Saved data entries:
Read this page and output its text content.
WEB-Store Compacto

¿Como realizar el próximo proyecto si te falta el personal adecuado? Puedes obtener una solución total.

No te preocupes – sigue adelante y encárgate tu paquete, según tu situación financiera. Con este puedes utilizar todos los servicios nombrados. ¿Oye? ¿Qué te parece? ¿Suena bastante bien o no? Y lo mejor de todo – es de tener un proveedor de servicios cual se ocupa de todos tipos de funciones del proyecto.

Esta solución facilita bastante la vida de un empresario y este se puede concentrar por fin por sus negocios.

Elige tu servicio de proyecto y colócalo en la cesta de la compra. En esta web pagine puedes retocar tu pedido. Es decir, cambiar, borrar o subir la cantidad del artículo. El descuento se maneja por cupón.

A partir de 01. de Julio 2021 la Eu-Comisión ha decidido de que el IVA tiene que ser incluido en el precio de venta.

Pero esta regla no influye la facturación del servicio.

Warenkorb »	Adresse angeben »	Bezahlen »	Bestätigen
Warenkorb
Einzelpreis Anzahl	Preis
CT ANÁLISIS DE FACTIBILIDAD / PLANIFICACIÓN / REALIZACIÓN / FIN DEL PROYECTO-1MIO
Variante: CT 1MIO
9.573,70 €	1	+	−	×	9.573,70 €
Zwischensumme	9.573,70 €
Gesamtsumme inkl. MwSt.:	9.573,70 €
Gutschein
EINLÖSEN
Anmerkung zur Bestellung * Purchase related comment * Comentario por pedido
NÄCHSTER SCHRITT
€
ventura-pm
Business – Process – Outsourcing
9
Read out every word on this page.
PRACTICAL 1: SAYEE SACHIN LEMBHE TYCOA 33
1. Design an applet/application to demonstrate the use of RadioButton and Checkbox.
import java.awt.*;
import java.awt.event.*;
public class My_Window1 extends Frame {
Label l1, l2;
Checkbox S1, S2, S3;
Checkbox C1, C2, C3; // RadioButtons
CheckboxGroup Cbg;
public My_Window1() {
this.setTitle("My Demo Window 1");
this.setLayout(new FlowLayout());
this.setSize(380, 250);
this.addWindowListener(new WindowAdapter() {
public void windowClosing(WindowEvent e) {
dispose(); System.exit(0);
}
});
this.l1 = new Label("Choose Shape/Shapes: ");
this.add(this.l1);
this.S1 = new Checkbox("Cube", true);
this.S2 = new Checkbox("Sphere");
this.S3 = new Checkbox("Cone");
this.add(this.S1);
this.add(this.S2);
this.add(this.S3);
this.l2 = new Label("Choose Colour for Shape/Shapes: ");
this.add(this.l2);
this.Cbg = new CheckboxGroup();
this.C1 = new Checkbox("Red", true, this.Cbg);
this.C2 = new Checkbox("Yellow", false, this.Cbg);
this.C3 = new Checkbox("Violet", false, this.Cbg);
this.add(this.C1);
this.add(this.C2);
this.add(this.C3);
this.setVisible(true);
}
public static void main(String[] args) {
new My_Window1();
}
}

Task requirements: Take the material above and return all of it exactly.

Solution for this problem:
Read this page and output its text content.
WEB-Store Compacto

¿Como realizar el próximo proyecto si te falta el personal adecuado? Puedes obtener una solución total.

No te preocupes – sigue adelante y encárgate tu paquete, según tu situación financiera. Con este puedes utilizar todos los servicios nombrados. ¿Oye? ¿Qué te parece? ¿Suena bastante bien o no? Y lo mejor de todo – es de tener un proveedor de servicios cual se ocupa de todos tipos de funciones del proyecto.

Esta solución facilita bastante la vida de un empresario y este se puede concentrar por fin por sus negocios.

Elige tu servicio de proyecto y colócalo en la cesta de la compra. En esta web pagine puedes retocar tu pedido. Es decir, cambiar, borrar o subir la cantidad del artículo. El descuento se maneja por cupón.

A partir de 01. de Julio 2021 la Eu-Comisión ha decidido de que el IVA tiene que ser incluido en el precio de venta.

Pero esta regla no influye la facturación del servicio.

Warenkorb »	Adresse angeben »	Bezahlen »	Bestätigen
Warenkorb
Einzelpreis Anzahl	Preis
CT ANÁLISIS DE FACTIBILIDAD / PLANIFICACIÓN / REALIZACIÓN / FIN DEL PROYECTO-1MIO
Variante: CT 1MIO
9.573,70 €	1	+	−	×	9.573,70 €
Zwischensumme	9.573,70 €
Gesamtsumme inkl. MwSt.:	9.573,70 €
Gutschein
EINLÖSEN
Anmerkung zur Bestellung * Purchase related comment * Comentario por pedido
NÄCHSTER SCHRITT
€
ventura-pm
Business – Process – Outsourcing
9
Read out every word on this page.
PRACTICAL 1: SAYEE SACHIN LEMBHE TYCOA 33
1. Design an applet/application to demonstrate the use of RadioButton and Checkbox.
import java.awt.*;
import java.awt.event.*;
public class My_Window1 extends Frame {
Label l1, l2;
Checkbox S1, S2, S3;
Checkbox C1, C2, C3; // RadioButtons
CheckboxGroup Cbg;
public My_Window1() {
this.setTitle("My Demo Window 1");
this.setLayout(new FlowLayout());
this.setSize(380, 250);
this.addWindowListener(new WindowAdapter() {
public void windowClosing(WindowEvent e) {
dispose(); System.exit(0);
}
});
this.l1 = new Label("Choose Shape/Shapes: ");
this.add(this.l1);
this.S1 = new Checkbox("Cube", true);
this.S2 = new Checkbox("Sphere");
this.S3 = new Checkbox("Cone");
this.add(this.S1);
this.add(this.S2);
this.add(this.S3);
this.l2 = new Label("Choose Colour for Shape/Shapes: ");
this.add(this.l2);
this.Cbg = new CheckboxGroup();
this.C1 = new Checkbox("Red", true, this.Cbg);
this.C2 = new Checkbox("Yellow", false, this.Cbg);
this.C3 = new Checkbox("Violet", false, this.Cbg);
this.add(this.C1);
this.add(this.C2);
this.add(this.C3);
this.setVisible(true);
}
public static void main(String[] args) {
new My_Window1();
}
}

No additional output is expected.